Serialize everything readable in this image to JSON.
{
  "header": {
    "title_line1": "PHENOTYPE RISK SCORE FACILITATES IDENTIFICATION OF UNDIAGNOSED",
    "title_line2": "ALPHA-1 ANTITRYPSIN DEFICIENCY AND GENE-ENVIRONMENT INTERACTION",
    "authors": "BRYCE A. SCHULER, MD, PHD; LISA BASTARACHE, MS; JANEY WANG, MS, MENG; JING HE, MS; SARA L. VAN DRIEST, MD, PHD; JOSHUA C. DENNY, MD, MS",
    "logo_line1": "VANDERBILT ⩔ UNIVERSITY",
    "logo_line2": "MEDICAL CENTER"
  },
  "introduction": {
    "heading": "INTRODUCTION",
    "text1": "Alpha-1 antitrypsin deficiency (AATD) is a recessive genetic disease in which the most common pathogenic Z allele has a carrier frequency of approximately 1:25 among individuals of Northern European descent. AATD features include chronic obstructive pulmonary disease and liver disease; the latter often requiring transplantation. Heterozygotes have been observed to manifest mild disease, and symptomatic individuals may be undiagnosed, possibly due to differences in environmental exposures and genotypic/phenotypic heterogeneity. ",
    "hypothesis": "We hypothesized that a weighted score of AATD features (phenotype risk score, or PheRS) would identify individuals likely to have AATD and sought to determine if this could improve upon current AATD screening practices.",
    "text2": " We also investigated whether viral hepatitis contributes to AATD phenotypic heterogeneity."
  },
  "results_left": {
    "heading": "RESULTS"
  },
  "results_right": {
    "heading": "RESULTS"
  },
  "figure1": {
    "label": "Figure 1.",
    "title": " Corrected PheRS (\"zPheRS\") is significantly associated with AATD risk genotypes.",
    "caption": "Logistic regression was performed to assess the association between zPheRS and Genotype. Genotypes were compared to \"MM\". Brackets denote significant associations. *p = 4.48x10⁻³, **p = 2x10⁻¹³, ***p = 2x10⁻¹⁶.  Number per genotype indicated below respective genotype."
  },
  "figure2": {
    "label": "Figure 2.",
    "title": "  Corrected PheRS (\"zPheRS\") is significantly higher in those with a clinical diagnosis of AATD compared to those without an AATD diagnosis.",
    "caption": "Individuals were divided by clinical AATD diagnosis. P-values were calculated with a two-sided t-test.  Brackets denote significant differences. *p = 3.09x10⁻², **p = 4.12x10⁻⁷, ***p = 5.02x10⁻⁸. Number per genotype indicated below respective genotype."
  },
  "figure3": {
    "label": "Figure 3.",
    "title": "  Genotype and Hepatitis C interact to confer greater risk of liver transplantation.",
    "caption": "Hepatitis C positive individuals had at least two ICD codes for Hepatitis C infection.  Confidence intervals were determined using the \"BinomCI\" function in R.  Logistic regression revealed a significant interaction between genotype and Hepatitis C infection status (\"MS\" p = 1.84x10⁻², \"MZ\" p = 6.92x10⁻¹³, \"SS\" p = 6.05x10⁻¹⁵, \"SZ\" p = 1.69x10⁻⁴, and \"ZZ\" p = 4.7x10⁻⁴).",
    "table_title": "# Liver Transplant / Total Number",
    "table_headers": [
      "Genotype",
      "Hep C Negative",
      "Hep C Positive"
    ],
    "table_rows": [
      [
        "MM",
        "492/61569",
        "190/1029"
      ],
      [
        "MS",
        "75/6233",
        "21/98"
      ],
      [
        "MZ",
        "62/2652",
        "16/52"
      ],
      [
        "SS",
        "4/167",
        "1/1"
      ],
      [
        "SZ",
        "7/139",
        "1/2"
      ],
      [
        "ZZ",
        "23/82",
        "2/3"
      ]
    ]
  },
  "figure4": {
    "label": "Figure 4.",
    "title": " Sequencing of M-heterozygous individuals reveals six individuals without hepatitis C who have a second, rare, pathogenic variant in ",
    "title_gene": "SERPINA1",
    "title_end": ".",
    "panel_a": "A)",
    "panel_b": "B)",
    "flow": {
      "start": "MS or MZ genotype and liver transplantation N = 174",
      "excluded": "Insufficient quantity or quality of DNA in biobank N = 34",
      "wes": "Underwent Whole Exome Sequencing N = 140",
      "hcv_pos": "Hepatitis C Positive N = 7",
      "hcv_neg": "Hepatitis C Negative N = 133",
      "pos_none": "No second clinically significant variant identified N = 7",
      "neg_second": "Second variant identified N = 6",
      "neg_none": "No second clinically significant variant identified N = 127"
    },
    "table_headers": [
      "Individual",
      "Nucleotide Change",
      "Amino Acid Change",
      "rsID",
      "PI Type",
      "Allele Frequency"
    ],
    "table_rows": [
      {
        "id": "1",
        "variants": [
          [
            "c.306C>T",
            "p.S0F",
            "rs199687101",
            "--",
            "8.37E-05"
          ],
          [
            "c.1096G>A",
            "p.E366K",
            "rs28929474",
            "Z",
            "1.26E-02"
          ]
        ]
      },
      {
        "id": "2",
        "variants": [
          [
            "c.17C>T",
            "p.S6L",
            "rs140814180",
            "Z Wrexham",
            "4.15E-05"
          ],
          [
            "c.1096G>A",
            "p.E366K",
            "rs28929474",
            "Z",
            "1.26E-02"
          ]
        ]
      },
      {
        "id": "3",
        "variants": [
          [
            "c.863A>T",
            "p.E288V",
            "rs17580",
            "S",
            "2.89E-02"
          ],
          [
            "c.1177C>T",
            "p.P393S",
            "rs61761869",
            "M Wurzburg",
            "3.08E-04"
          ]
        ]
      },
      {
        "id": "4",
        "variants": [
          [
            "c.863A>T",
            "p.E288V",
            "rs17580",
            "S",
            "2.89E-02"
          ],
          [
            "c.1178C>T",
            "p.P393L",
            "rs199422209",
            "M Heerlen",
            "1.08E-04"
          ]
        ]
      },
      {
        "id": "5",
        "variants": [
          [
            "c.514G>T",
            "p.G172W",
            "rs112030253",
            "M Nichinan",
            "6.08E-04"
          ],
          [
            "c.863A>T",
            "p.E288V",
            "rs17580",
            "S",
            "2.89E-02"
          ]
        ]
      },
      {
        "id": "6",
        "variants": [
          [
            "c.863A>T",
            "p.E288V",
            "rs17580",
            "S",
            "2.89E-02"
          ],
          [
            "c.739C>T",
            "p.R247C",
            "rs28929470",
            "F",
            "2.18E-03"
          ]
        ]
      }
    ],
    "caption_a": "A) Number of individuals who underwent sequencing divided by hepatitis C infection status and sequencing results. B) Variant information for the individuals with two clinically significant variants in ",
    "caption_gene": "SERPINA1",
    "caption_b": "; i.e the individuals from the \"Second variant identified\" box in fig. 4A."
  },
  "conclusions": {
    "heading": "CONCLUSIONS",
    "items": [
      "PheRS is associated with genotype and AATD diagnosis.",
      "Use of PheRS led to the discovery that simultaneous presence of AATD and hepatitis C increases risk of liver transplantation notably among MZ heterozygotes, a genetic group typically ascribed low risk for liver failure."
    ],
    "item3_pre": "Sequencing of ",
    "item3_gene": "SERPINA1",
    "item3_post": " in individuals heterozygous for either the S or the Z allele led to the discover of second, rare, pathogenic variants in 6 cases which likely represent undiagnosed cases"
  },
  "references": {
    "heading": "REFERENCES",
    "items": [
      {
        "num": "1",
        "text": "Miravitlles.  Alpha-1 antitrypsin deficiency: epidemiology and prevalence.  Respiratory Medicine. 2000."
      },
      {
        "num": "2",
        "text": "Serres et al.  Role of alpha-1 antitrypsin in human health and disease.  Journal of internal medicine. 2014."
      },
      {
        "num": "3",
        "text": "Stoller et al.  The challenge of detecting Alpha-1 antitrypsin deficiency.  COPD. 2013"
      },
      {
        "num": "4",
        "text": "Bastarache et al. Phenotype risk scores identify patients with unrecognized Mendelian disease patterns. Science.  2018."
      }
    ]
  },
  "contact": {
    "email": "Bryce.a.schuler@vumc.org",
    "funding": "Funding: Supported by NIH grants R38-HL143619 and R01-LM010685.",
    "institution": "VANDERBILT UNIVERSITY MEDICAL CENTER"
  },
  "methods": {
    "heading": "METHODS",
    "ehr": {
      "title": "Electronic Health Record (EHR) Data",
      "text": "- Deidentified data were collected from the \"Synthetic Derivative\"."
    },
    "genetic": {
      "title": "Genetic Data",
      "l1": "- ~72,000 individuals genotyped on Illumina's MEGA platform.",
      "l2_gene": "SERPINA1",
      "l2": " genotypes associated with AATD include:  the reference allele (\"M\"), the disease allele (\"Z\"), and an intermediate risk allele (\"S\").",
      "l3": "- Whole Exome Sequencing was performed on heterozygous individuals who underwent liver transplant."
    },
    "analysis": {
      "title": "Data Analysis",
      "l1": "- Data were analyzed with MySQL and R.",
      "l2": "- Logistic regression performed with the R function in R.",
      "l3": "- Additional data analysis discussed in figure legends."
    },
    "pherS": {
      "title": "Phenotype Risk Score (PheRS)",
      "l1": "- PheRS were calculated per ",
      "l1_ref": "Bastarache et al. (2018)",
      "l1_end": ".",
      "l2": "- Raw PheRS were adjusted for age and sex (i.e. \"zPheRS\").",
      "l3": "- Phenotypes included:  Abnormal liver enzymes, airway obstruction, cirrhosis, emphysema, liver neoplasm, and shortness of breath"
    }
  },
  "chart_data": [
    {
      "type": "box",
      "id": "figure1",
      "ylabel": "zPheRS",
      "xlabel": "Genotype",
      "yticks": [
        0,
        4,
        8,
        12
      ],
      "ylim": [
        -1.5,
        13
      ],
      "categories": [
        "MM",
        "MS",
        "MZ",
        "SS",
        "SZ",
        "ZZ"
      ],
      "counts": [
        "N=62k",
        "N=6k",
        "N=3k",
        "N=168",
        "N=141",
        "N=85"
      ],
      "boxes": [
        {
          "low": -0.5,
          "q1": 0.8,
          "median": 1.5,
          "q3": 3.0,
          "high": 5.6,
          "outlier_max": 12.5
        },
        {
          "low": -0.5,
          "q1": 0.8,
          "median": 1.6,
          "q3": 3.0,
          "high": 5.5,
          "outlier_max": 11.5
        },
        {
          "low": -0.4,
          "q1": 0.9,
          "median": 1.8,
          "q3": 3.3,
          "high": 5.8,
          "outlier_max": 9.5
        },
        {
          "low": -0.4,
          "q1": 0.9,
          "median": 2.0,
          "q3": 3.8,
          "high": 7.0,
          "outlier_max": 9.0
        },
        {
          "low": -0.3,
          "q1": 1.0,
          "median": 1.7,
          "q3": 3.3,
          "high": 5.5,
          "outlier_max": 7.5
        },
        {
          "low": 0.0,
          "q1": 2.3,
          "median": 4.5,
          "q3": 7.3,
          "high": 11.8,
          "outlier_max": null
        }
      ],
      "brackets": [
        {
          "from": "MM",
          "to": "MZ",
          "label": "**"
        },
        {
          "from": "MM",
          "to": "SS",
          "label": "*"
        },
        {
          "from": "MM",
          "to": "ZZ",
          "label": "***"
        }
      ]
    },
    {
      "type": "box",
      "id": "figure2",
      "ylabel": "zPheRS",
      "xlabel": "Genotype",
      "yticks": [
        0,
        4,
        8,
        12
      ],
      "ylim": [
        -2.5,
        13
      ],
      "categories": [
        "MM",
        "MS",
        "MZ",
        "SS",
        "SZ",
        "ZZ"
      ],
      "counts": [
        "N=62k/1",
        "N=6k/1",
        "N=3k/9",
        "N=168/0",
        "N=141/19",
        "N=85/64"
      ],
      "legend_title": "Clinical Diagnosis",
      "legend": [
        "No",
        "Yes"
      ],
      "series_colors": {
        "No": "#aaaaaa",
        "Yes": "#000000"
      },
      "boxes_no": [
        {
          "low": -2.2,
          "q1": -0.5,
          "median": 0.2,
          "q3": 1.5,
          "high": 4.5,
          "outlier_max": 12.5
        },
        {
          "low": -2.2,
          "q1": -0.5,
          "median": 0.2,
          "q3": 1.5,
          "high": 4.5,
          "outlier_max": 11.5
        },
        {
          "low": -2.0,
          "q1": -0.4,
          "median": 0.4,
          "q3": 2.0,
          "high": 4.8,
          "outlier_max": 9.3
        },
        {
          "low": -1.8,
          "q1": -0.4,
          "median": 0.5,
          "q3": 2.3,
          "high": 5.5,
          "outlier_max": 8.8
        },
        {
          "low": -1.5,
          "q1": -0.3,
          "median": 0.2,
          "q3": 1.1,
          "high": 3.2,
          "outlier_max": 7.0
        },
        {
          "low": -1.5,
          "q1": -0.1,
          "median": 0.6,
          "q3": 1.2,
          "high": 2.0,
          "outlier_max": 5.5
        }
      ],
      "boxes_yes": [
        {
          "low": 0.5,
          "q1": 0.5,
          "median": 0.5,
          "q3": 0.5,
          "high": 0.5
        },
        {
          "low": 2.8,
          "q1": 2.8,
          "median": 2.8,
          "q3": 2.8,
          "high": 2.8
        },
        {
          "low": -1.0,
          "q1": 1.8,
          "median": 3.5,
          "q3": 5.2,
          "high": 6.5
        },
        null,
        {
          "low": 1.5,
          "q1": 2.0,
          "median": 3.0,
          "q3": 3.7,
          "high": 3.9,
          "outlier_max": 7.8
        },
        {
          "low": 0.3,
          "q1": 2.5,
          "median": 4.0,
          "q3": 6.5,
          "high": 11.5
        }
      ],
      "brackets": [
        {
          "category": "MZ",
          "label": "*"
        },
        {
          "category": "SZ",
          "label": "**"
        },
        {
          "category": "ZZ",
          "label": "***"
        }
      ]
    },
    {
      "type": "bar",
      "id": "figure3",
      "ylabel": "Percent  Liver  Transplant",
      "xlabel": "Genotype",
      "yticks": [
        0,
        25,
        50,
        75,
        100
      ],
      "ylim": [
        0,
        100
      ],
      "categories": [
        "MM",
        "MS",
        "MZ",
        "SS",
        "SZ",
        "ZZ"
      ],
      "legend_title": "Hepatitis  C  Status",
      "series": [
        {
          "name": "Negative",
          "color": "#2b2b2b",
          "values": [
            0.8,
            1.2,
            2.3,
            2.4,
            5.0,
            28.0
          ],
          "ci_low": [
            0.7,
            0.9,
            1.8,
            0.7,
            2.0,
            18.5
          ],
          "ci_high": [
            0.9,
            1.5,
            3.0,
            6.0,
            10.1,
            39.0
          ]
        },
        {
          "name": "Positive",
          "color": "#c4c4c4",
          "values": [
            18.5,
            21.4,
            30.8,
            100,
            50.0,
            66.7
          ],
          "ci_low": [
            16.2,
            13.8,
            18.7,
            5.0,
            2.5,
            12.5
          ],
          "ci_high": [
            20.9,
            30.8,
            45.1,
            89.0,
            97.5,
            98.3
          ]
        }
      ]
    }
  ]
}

━━━━━━━━━━━━━━━━

Activity: Report every line containing the string "between" in the material.

Response box:
    "caption": "Logistic regression was performed to assess the association between zPheRS and Genotype. Genotypes were compared to \"MM\". Brackets denote significant associations. *p = 4.48x10⁻³, **p = 2x10⁻¹³, ***p = 2x10⁻¹⁶.  Number per genotype indicated below respective genotype."
    "caption": "Hepatitis C positive individuals had at least two ICD codes for Hepatitis C infection.  Confidence intervals were determined using the \"BinomCI\" function in R.  Logistic regression revealed a significant interaction between genotype and Hepatitis C infection status (\"MS\" p = 1.84x10⁻², \"MZ\" p = 6.92x10⁻¹³, \"SS\" p = 6.05x10⁻¹⁵, \"SZ\" p = 1.69x10⁻⁴, and \"ZZ\" p = 4.7x10⁻⁴).",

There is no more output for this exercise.